start Listed records

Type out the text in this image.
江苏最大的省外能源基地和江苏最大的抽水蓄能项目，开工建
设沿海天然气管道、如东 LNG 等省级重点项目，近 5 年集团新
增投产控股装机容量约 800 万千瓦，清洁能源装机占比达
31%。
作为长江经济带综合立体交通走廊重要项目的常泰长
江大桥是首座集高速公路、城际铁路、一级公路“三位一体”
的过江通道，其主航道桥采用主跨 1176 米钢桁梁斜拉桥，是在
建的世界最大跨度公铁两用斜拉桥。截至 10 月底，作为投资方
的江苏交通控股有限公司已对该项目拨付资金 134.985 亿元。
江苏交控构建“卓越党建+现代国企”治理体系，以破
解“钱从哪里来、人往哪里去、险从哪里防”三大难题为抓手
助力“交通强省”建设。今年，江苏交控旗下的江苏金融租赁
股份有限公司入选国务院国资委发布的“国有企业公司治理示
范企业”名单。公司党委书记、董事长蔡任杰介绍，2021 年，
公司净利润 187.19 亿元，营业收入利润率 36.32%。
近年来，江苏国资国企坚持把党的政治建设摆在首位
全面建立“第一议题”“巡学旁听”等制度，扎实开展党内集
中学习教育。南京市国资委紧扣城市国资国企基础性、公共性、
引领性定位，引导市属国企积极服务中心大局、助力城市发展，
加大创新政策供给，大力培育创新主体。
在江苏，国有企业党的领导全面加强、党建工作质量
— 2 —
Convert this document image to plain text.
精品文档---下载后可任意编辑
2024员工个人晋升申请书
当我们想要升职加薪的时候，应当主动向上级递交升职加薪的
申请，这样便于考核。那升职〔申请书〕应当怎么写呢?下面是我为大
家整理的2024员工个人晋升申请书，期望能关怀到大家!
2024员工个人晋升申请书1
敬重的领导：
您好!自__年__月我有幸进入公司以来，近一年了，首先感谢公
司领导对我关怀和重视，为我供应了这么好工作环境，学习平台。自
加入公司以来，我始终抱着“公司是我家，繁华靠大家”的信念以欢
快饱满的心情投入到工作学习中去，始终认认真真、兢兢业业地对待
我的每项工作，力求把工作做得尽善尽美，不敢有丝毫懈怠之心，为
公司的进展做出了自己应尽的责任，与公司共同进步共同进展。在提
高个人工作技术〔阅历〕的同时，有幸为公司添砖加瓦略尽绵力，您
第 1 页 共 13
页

end Listed records

Which lines include the word "image"? Copy every one of them.

Type out the text in this image.
Convert this document image to plain text.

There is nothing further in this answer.